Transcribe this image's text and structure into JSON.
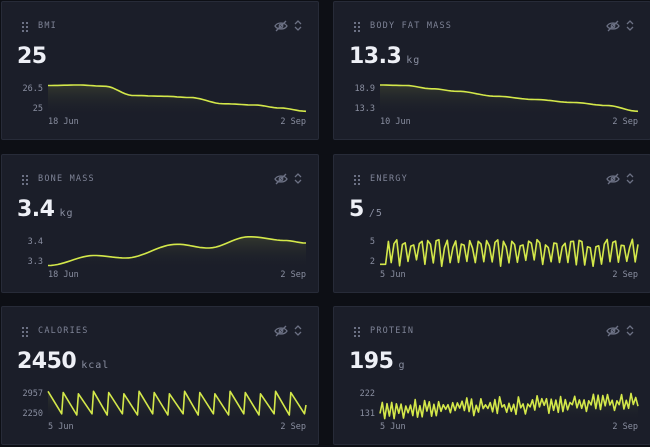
{
  "colors": {
    "accent": "#d4e84a",
    "background": "#0d0f15",
    "card": "#1b1e29",
    "muted": "#8a8fa1"
  },
  "icons": {
    "drag": "drag-handle-icon",
    "hide": "eye-off-icon",
    "sort": "chevron-up-down-icon"
  },
  "cards": [
    {
      "title": "BMI",
      "value": "25",
      "unit": "",
      "y_top": "26.5",
      "y_bottom": "25",
      "x_start": "18 Jun",
      "x_end": "2 Sep"
    },
    {
      "title": "BODY FAT MASS",
      "value": "13.3",
      "unit": "kg",
      "y_top": "18.9",
      "y_bottom": "13.3",
      "x_start": "10 Jun",
      "x_end": "2 Sep"
    },
    {
      "title": "BONE MASS",
      "value": "3.4",
      "unit": "kg",
      "y_top": "3.4",
      "y_bottom": "3.3",
      "x_start": "18 Jun",
      "x_end": "2 Sep"
    },
    {
      "title": "ENERGY",
      "value": "5",
      "unit": "/5",
      "y_top": "5",
      "y_bottom": "2",
      "x_start": "5 Jun",
      "x_end": "2 Sep"
    },
    {
      "title": "CALORIES",
      "value": "2450",
      "unit": "kcal",
      "y_top": "2957",
      "y_bottom": "2250",
      "x_start": "5 Jun",
      "x_end": "2 Sep"
    },
    {
      "title": "PROTEIN",
      "value": "195",
      "unit": "g",
      "y_top": "222",
      "y_bottom": "131",
      "x_start": "5 Jun",
      "x_end": "2 Sep"
    }
  ]
}
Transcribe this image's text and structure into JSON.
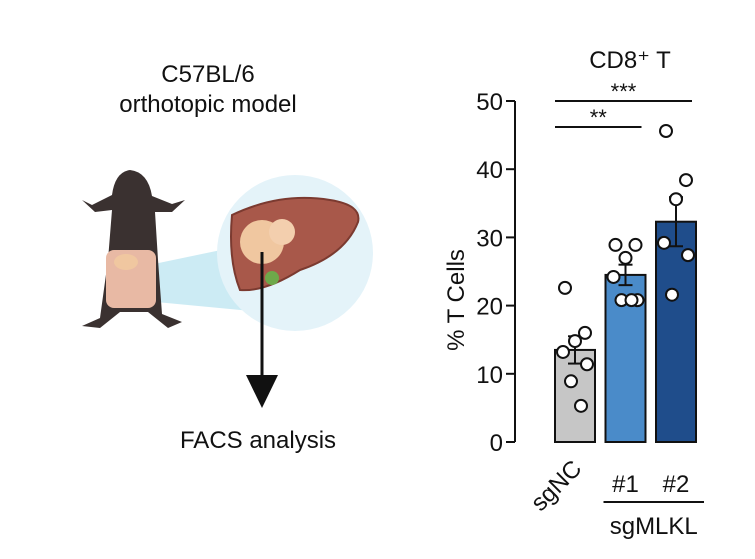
{
  "diagram": {
    "line1": "C57BL/6",
    "line2": "orthotopic model",
    "caption": "FACS analysis"
  },
  "chart_data": {
    "type": "bar",
    "title": "CD8⁺ T",
    "ylabel": "%  T Cells",
    "categories": [
      "sgNC",
      "#1",
      "#2"
    ],
    "group_label": "sgMLKL",
    "values": [
      13.5,
      24.5,
      32.3
    ],
    "errors": [
      2.0,
      1.5,
      3.6
    ],
    "colors": [
      "#c6c6c6",
      "#4a8bc9",
      "#1f4d8b"
    ],
    "points": [
      [
        22.6,
        16.0,
        14.8,
        13.2,
        11.4,
        8.9,
        5.3
      ],
      [
        28.9,
        28.9,
        27.0,
        24.2,
        20.8,
        20.8,
        20.8
      ],
      [
        45.6,
        38.4,
        35.6,
        29.2,
        27.4,
        21.6
      ]
    ],
    "annotations": [
      "**",
      "***"
    ],
    "ylim": [
      0,
      50
    ],
    "yticks": [
      0,
      10,
      20,
      30,
      40,
      50
    ]
  }
}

··········

PROBLEM DETAILS – Each record above needs to be copied exactly, with images left out.

SOLUTION –
Transcribe this image's text and structure into JSON.
{
  "colors": {
    "accent": "#d4e84a",
    "background": "#0d0f15",
    "card": "#1b1e29",
    "muted": "#8a8fa1"
  },
  "icons": {
    "drag": "drag-handle-icon",
    "hide": "eye-off-icon",
    "sort": "chevron-up-down-icon"
  },
  "cards": [
    {
      "title": "BMI",
      "value": "25",
      "unit": "",
      "y_top": "26.5",
      "y_bottom": "25",
      "x_start": "18 Jun",
      "x_end": "2 Sep"
    },
    {
      "title": "BODY FAT MASS",
      "value": "13.3",
      "unit": "kg",
      "y_top": "18.9",
      "y_bottom": "13.3",
      "x_start": "10 Jun",
      "x_end": "2 Sep"
    },
    {
      "title": "BONE MASS",
      "value": "3.4",
      "unit": "kg",
      "y_top": "3.4",
      "y_bottom": "3.3",
      "x_start": "18 Jun",
      "x_end": "2 Sep"
    },
    {
      "title": "ENERGY",
      "value": "5",
      "unit": "/5",
      "y_top": "5",
      "y_bottom": "2",
      "x_start": "5 Jun",
      "x_end": "2 Sep"
    },
    {
      "title": "CALORIES",
      "value": "2450",
      "unit": "kcal",
      "y_top": "2957",
      "y_bottom": "2250",
      "x_start": "5 Jun",
      "x_end": "2 Sep"
    },
    {
      "title": "PROTEIN",
      "value": "195",
      "unit": "g",
      "y_top": "222",
      "y_bottom": "131",
      "x_start": "5 Jun",
      "x_end": "2 Sep"
    }
  ]
}
Transcribe this image's text and structure into JSON.
{
  "diagram": {
    "line1": "C57BL/6",
    "line2": "orthotopic model",
    "caption": "FACS analysis"
  },
  "chart_data": {
    "type": "bar",
    "title": "CD8⁺ T",
    "ylabel": "%  T Cells",
    "categories": [
      "sgNC",
      "#1",
      "#2"
    ],
    "group_label": "sgMLKL",
    "values": [
      13.5,
      24.5,
      32.3
    ],
    "errors": [
      2.0,
      1.5,
      3.6
    ],
    "colors": [
      "#c6c6c6",
      "#4a8bc9",
      "#1f4d8b"
    ],
    "points": [
      [
        22.6,
        16.0,
        14.8,
        13.2,
        11.4,
        8.9,
        5.3
      ],
      [
        28.9,
        28.9,
        27.0,
        24.2,
        20.8,
        20.8,
        20.8
      ],
      [
        45.6,
        38.4,
        35.6,
        29.2,
        27.4,
        21.6
      ]
    ],
    "annotations": [
      "**",
      "***"
    ],
    "ylim": [
      0,
      50
    ],
    "yticks": [
      0,
      10,
      20,
      30,
      40,
      50
    ]
  }
}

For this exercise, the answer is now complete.